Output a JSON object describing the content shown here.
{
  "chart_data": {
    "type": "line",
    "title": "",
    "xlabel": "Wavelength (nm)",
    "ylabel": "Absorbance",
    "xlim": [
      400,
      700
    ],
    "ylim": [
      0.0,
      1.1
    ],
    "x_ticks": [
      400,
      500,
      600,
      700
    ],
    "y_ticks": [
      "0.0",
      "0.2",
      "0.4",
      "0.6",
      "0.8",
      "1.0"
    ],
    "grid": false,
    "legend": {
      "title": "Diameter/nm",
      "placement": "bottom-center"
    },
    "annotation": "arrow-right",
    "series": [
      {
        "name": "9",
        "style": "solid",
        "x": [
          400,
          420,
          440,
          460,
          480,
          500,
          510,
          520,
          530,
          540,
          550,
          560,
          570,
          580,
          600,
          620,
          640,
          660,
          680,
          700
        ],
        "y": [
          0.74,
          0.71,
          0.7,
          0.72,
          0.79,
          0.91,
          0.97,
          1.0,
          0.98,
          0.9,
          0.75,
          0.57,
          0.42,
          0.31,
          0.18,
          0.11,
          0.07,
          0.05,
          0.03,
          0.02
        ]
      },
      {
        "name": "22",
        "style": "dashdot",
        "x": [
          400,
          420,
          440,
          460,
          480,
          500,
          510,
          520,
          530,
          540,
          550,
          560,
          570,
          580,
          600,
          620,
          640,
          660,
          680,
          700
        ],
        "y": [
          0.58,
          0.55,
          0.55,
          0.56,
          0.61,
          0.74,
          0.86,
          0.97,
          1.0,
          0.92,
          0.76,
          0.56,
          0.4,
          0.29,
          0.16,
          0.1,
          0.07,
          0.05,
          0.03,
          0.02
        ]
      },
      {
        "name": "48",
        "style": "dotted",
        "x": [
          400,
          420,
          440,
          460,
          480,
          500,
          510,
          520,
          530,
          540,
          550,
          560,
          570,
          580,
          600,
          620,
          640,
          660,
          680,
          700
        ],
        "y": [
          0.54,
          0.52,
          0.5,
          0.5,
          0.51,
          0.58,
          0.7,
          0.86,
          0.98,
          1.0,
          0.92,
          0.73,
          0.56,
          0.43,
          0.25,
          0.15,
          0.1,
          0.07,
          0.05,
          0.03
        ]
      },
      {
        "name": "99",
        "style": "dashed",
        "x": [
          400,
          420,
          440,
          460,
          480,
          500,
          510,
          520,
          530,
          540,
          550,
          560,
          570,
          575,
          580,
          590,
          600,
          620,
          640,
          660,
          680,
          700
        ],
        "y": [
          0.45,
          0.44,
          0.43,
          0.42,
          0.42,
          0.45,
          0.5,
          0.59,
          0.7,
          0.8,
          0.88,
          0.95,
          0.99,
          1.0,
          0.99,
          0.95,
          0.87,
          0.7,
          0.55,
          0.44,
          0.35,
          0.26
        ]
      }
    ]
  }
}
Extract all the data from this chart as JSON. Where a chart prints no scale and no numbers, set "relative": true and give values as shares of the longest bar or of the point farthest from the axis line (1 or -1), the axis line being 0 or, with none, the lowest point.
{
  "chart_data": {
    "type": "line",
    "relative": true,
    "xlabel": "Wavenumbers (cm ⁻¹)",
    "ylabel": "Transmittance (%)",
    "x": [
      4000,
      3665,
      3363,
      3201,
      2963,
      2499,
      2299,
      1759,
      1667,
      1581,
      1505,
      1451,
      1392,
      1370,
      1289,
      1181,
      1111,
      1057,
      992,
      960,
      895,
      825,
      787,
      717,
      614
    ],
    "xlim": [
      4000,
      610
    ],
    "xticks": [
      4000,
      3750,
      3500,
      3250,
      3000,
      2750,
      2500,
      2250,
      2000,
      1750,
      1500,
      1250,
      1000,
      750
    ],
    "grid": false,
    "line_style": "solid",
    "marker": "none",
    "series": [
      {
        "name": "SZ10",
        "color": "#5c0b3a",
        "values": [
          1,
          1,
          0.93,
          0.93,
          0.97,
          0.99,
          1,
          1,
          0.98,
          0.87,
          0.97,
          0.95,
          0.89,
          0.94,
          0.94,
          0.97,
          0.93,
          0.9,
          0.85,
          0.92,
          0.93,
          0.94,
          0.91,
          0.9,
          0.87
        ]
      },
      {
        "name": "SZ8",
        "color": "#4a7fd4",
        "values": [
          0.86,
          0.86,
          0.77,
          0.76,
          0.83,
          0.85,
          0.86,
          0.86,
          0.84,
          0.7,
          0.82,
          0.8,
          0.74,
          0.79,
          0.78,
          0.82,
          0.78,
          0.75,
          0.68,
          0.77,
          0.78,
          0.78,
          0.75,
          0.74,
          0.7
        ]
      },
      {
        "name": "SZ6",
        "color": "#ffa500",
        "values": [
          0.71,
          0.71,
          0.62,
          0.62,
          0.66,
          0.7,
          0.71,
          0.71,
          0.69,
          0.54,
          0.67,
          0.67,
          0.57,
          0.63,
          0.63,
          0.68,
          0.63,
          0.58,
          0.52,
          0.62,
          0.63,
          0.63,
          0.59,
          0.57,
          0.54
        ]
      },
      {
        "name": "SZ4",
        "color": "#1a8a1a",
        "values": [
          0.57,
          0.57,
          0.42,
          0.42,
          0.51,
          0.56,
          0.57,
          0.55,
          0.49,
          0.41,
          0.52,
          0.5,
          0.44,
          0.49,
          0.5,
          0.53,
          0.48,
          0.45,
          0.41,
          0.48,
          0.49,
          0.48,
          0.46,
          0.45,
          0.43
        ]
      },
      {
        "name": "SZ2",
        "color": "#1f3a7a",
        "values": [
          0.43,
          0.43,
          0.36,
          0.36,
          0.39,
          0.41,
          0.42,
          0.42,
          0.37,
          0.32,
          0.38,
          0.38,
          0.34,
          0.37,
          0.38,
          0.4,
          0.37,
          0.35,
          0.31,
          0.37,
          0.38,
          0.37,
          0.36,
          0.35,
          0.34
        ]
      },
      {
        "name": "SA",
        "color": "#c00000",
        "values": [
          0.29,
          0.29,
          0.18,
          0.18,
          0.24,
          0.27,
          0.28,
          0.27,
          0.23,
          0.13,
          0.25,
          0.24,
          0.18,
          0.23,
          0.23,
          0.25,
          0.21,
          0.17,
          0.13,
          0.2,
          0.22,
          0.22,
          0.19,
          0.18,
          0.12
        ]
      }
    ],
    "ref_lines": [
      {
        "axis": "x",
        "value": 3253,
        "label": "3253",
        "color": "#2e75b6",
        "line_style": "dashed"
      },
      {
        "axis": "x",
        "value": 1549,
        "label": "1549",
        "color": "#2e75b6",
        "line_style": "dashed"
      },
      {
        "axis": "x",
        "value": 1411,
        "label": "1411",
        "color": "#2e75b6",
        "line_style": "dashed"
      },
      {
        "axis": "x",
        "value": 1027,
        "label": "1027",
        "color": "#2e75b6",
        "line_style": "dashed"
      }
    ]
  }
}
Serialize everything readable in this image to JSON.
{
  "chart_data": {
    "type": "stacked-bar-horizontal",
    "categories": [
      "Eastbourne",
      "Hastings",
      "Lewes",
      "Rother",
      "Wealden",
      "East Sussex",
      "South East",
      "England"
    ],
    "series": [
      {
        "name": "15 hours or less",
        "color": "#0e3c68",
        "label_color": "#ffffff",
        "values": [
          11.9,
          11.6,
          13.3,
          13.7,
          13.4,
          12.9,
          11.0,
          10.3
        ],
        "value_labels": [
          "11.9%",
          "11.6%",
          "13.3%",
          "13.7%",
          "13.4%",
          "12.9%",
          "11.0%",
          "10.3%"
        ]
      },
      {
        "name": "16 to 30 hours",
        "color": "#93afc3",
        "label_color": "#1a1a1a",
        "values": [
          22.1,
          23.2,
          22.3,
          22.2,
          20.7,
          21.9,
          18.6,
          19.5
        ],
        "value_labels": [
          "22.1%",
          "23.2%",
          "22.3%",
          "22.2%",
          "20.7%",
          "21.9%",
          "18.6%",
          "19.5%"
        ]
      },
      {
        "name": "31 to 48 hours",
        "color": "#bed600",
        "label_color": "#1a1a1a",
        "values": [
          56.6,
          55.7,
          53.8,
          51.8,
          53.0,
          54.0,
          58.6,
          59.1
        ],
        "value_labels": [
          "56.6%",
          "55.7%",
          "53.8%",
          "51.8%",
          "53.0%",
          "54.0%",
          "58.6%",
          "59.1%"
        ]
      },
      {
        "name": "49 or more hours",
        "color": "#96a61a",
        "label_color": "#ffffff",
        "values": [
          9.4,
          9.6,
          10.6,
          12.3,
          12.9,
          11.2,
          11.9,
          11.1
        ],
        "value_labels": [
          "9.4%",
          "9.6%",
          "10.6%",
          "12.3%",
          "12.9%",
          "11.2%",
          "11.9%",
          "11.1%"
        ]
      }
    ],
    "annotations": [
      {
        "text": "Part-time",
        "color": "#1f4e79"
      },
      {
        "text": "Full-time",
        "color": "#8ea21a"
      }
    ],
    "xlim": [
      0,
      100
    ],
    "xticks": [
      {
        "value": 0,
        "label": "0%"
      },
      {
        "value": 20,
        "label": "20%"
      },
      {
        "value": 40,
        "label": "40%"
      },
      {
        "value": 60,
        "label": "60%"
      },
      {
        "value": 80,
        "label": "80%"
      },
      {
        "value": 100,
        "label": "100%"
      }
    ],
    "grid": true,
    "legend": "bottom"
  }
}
+++
[Aim of the task] Pull every line containing "none" from the material above.

[Written answer]
Extract all the data from this chart as JSON. Where a chart prints no scale and no numbers, set "relative": true and give values as shares of the longest bar or of the point farthest from the axis line (1 or -1), the axis line being 0 or, with none, the lowest point.
    "marker": "none",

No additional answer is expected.